# Written request
Can you reproduce the data beneath, keeping every line exact?

# Data extract
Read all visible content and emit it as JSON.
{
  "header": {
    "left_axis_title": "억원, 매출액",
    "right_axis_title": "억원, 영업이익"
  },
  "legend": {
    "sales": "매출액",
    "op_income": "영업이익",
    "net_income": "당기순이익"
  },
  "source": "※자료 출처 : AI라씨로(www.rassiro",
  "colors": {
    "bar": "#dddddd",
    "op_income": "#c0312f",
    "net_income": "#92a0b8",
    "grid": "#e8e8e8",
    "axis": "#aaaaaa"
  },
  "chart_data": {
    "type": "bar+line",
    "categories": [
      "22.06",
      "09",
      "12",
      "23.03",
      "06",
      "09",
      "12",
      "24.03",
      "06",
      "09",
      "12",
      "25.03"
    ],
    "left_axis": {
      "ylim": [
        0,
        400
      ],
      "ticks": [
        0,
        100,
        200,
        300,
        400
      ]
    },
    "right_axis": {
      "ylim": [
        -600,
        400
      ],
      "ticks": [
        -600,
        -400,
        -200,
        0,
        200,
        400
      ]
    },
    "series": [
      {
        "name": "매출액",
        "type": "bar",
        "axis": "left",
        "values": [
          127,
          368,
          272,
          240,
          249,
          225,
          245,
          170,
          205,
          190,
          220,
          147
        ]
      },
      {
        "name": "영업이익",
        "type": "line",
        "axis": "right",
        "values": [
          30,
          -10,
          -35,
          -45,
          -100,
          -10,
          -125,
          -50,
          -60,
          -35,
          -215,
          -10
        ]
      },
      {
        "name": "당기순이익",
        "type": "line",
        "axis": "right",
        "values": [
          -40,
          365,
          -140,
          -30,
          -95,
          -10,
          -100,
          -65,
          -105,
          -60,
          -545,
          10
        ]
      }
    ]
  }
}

# Answer
Read all visible content and emit it as JSON.
{
  "header": {
    "left_axis_title": "억원, 매출액",
    "right_axis_title": "억원, 영업이익"
  },
  "legend": {
    "sales": "매출액",
    "op_income": "영업이익",
    "net_income": "당기순이익"
  },
  "source": "※자료 출처 : AI라씨로(www.rassiro",
  "colors": {
    "bar": "#dddddd",
    "op_income": "#c0312f",
    "net_income": "#92a0b8",
    "grid": "#e8e8e8",
    "axis": "#aaaaaa"
  },
  "chart_data": {
    "type": "bar+line",
    "categories": [
      "22.06",
      "09",
      "12",
      "23.03",
      "06",
      "09",
      "12",
      "24.03",
      "06",
      "09",
      "12",
      "25.03"
    ],
    "left_axis": {
      "ylim": [
        0,
        400
      ],
      "ticks": [
        0,
        100,
        200,
        300,
        400
      ]
    },
    "right_axis": {
      "ylim": [
        -600,
        400
      ],
      "ticks": [
        -600,
        -400,
        -200,
        0,
        200,
        400
      ]
    },
    "series": [
      {
        "name": "매출액",
        "type": "bar",
        "axis": "left",
        "values": [
          127,
          368,
          272,
          240,
          249,
          225,
          245,
          170,
          205,
          190,
          220,
          147
        ]
      },
      {
        "name": "영업이익",
        "type": "line",
        "axis": "right",
        "values": [
          30,
          -10,
          -35,
          -45,
          -100,
          -10,
          -125,
          -50,
          -60,
          -35,
          -215,
          -10
        ]
      },
      {
        "name": "당기순이익",
        "type": "line",
        "axis": "right",
        "values": [
          -40,
          365,
          -140,
          -30,
          -95,
          -10,
          -100,
          -65,
          -105,
          -60,
          -545,
          10
        ]
      }
    ]
  }
}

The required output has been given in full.